■ **DO THIS**:
Starting at the line that holds "Convert this screenshot", copy every line exactly through the end of the data, and no others.

Stored data:
▬▬▬
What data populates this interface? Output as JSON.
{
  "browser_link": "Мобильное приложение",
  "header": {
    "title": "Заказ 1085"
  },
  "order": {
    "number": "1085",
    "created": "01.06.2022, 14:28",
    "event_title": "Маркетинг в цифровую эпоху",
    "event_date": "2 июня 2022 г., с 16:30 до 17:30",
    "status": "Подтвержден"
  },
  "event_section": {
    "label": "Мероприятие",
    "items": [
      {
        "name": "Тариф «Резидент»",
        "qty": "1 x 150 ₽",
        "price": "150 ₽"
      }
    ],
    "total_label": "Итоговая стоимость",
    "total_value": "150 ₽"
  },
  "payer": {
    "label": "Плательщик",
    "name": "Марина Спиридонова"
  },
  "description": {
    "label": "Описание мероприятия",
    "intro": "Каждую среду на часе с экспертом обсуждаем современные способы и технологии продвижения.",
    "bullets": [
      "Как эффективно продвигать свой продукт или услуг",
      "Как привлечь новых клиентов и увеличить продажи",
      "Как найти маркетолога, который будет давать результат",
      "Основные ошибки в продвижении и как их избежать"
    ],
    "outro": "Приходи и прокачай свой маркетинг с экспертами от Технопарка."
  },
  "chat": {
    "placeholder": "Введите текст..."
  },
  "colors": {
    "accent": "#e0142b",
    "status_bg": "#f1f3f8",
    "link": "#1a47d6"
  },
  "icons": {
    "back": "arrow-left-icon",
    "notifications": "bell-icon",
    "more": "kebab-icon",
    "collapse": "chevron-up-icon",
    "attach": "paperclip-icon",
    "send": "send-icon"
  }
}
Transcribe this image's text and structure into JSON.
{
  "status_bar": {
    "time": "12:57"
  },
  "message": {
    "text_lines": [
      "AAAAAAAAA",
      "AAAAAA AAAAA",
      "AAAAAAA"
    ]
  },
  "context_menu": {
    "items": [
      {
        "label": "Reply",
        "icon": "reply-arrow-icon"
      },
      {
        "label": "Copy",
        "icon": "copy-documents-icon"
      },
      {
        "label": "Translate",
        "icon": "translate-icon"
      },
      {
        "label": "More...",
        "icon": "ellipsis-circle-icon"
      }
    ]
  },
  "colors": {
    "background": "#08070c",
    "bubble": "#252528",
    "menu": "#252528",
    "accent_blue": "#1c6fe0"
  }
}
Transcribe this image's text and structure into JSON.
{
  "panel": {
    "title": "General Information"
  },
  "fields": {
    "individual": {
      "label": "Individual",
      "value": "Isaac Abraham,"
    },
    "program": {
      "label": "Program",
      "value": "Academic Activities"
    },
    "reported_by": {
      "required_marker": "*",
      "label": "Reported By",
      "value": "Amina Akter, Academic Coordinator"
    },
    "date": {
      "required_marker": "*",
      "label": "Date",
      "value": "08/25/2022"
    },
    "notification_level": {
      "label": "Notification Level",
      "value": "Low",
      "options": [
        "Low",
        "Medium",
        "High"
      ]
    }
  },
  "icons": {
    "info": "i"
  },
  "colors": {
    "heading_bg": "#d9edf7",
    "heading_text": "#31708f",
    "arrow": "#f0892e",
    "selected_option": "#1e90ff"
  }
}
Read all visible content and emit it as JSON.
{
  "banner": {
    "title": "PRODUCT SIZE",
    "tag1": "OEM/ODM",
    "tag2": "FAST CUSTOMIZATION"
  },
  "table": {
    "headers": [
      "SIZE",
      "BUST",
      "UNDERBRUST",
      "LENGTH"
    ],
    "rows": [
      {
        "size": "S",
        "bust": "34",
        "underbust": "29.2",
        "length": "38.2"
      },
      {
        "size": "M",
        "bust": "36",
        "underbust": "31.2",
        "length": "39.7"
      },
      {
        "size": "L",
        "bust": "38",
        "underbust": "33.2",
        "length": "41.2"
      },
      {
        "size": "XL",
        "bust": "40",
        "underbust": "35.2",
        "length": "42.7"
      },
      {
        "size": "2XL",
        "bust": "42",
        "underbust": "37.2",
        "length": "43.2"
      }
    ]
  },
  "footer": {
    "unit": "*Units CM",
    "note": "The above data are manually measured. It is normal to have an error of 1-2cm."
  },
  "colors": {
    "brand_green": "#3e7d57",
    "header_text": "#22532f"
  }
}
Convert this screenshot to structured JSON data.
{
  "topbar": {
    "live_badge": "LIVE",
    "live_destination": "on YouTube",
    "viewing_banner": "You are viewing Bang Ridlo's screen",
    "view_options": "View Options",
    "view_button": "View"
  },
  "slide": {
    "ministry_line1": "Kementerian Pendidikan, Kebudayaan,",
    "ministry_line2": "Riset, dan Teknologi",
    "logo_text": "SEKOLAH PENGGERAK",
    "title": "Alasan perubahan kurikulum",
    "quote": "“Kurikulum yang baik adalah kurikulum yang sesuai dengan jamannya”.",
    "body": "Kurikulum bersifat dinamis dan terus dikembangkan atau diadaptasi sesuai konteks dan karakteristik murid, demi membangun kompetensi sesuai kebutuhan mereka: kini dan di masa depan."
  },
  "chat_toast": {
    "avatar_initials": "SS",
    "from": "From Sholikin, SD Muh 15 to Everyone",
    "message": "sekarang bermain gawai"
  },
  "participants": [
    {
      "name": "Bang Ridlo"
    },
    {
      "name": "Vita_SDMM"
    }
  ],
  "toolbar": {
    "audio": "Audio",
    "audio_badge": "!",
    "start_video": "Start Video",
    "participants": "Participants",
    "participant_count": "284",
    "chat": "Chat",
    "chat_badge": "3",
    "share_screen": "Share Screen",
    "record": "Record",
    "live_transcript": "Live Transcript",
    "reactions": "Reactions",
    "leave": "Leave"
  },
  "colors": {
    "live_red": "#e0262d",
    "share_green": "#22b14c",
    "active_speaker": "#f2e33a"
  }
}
▬▬▬
■ **EXPECTED ANSWER**:
Convert this screenshot to structured JSON data.
{
  "topbar": {
    "live_badge": "LIVE",
    "live_destination": "on YouTube",
    "viewing_banner": "You are viewing Bang Ridlo's screen",
    "view_options": "View Options",
    "view_button": "View"
  },
  "slide": {
    "ministry_line1": "Kementerian Pendidikan, Kebudayaan,",
    "ministry_line2": "Riset, dan Teknologi",
    "logo_text": "SEKOLAH PENGGERAK",
    "title": "Alasan perubahan kurikulum",
    "quote": "“Kurikulum yang baik adalah kurikulum yang sesuai dengan jamannya”.",
    "body": "Kurikulum bersifat dinamis dan terus dikembangkan atau diadaptasi sesuai konteks dan karakteristik murid, demi membangun kompetensi sesuai kebutuhan mereka: kini dan di masa depan."
  },
  "chat_toast": {
    "avatar_initials": "SS",
    "from": "From Sholikin, SD Muh 15 to Everyone",
    "message": "sekarang bermain gawai"
  },
  "participants": [
    {
      "name": "Bang Ridlo"
    },
    {
      "name": "Vita_SDMM"
    }
  ],
  "toolbar": {
    "audio": "Audio",
    "audio_badge": "!",
    "start_video": "Start Video",
    "participants": "Participants",
    "participant_count": "284",
    "chat": "Chat",
    "chat_badge": "3",
    "share_screen": "Share Screen",
    "record": "Record",
    "live_transcript": "Live Transcript",
    "reactions": "Reactions",
    "leave": "Leave"
  },
  "colors": {
    "live_red": "#e0262d",
    "share_green": "#22b14c",
    "active_speaker": "#f2e33a"
  }
}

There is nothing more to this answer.